> Recorded data

######

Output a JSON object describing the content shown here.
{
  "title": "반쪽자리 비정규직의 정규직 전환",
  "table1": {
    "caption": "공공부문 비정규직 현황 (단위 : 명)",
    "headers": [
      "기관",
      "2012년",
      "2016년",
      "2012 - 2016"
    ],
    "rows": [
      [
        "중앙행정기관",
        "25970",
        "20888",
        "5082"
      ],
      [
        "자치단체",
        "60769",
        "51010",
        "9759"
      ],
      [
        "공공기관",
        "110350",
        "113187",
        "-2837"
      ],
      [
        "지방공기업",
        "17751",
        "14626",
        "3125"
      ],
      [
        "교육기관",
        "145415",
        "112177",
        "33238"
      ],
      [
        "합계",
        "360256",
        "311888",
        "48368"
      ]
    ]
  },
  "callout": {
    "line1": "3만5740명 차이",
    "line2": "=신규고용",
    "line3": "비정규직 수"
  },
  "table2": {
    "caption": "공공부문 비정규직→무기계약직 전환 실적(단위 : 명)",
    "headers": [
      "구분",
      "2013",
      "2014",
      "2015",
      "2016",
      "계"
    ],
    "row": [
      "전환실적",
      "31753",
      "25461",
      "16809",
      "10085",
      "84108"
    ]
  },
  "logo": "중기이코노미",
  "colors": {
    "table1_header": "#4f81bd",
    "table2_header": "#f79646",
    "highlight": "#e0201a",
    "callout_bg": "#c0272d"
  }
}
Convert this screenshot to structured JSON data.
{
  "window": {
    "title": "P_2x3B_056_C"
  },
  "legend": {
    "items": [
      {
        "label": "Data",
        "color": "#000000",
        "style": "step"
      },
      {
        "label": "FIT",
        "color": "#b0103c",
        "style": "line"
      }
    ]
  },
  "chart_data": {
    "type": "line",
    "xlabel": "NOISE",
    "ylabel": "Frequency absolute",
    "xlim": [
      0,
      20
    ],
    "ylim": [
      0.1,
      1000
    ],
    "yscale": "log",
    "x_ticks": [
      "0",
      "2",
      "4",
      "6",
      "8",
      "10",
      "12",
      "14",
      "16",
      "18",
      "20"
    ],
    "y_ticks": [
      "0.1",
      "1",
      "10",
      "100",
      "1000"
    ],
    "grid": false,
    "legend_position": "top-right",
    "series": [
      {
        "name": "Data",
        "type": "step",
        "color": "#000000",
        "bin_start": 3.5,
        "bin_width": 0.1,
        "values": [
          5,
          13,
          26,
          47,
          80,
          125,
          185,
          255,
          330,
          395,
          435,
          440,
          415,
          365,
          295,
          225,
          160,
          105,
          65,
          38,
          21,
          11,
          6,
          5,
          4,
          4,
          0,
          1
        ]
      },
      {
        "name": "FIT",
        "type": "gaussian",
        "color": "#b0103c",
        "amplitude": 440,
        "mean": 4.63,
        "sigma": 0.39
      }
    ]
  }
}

######

> Goal of the exercise
Look above for the line containing "Convert this screenshot"; copy from it through the last line, exactly, and nothing more.

> Worked answer
Convert this screenshot to structured JSON data.
{
  "window": {
    "title": "P_2x3B_056_C"
  },
  "legend": {
    "items": [
      {
        "label": "Data",
        "color": "#000000",
        "style": "step"
      },
      {
        "label": "FIT",
        "color": "#b0103c",
        "style": "line"
      }
    ]
  },
  "chart_data": {
    "type": "line",
    "xlabel": "NOISE",
    "ylabel": "Frequency absolute",
    "xlim": [
      0,
      20
    ],
    "ylim": [
      0.1,
      1000
    ],
    "yscale": "log",
    "x_ticks": [
      "0",
      "2",
      "4",
      "6",
      "8",
      "10",
      "12",
      "14",
      "16",
      "18",
      "20"
    ],
    "y_ticks": [
      "0.1",
      "1",
      "10",
      "100",
      "1000"
    ],
    "grid": false,
    "legend_position": "top-right",
    "series": [
      {
        "name": "Data",
        "type": "step",
        "color": "#000000",
        "bin_start": 3.5,
        "bin_width": 0.1,
        "values": [
          5,
          13,
          26,
          47,
          80,
          125,
          185,
          255,
          330,
          395,
          435,
          440,
          415,
          365,
          295,
          225,
          160,
          105,
          65,
          38,
          21,
          11,
          6,
          5,
          4,
          4,
          0,
          1
        ]
      },
      {
        "name": "FIT",
        "type": "gaussian",
        "color": "#b0103c",
        "amplitude": 440,
        "mean": 4.63,
        "sigma": 0.39
      }
    ]
  }
}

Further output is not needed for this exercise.